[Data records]
-*-*-

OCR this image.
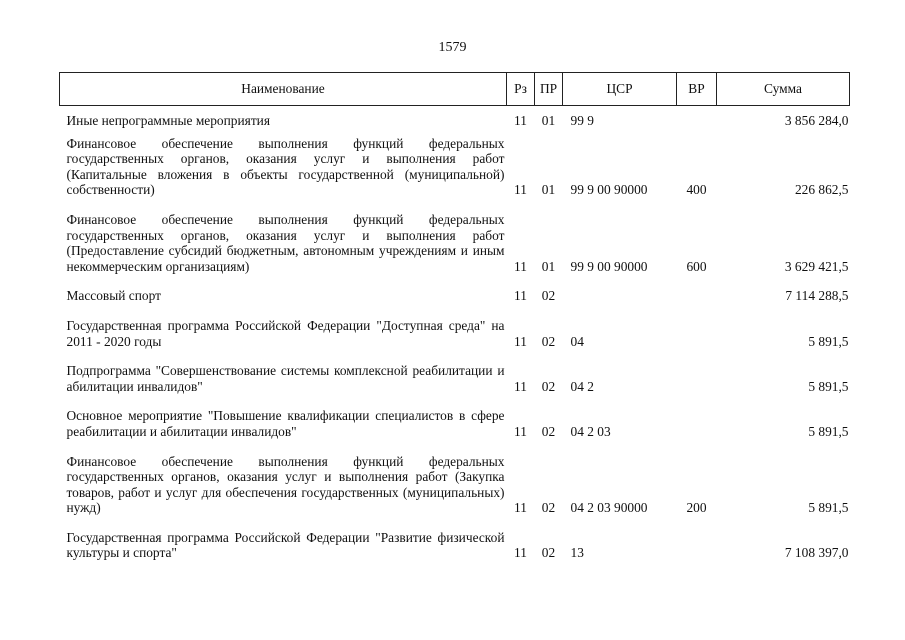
1579
Наименование	Рз	ПР	ЦСР	ВР	Сумма
Иные непрограммные мероприятия	11	01	99 9		3 856 284,0
Финансовое обеспечение выполнения функций федеральных государственных органов, оказания услуг и выполнения работ (Капитальные вложения в объекты государственной (муниципальной) собственности)	11	01	99 9 00 90000	400	226 862,5
Финансовое обеспечение выполнения функций федеральных государственных органов, оказания услуг и выполнения работ (Предоставление субсидий бюджетным, автономным учреждениям и иным некоммерческим организациям)	11	01	99 9 00 90000	600	3 629 421,5
Массовый спорт	11	02			7 114 288,5
Государственная программа Российской Федерации "Доступная среда" на 2011 - 2020 годы	11	02	04		5 891,5
Подпрограмма "Совершенствование системы комплексной реабилитации и абилитации инвалидов"	11	02	04 2		5 891,5
Основное мероприятие "Повышение квалификации специалистов в сфере реабилитации и абилитации инвалидов"	11	02	04 2 03		5 891,5
Финансовое обеспечение выполнения функций федеральных государственных органов, оказания услуг и выполнения работ (Закупка товаров, работ и услуг для обеспечения государственных (муниципальных) нужд)	11	02	04 2 03 90000	200	5 891,5
Государственная программа Российской Федерации "Развитие физической культуры и спорта"	11	02	13		7 108 397,0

-*-*-

_What is needed_
Reproduce the whole listing exactly, but not the images in it.

_Answer to this problem_
OCR this image.
1579
Наименование	Рз	ПР	ЦСР	ВР	Сумма
Иные непрограммные мероприятия	11	01	99 9		3 856 284,0
Финансовое обеспечение выполнения функций федеральных государственных органов, оказания услуг и выполнения работ (Капитальные вложения в объекты государственной (муниципальной) собственности)	11	01	99 9 00 90000	400	226 862,5
Финансовое обеспечение выполнения функций федеральных государственных органов, оказания услуг и выполнения работ (Предоставление субсидий бюджетным, автономным учреждениям и иным некоммерческим организациям)	11	01	99 9 00 90000	600	3 629 421,5
Массовый спорт	11	02			7 114 288,5
Государственная программа Российской Федерации "Доступная среда" на 2011 - 2020 годы	11	02	04		5 891,5
Подпрограмма "Совершенствование системы комплексной реабилитации и абилитации инвалидов"	11	02	04 2		5 891,5
Основное мероприятие "Повышение квалификации специалистов в сфере реабилитации и абилитации инвалидов"	11	02	04 2 03		5 891,5
Финансовое обеспечение выполнения функций федеральных государственных органов, оказания услуг и выполнения работ (Закупка товаров, работ и услуг для обеспечения государственных (муниципальных) нужд)	11	02	04 2 03 90000	200	5 891,5
Государственная программа Российской Федерации "Развитие физической культуры и спорта"	11	02	13		7 108 397,0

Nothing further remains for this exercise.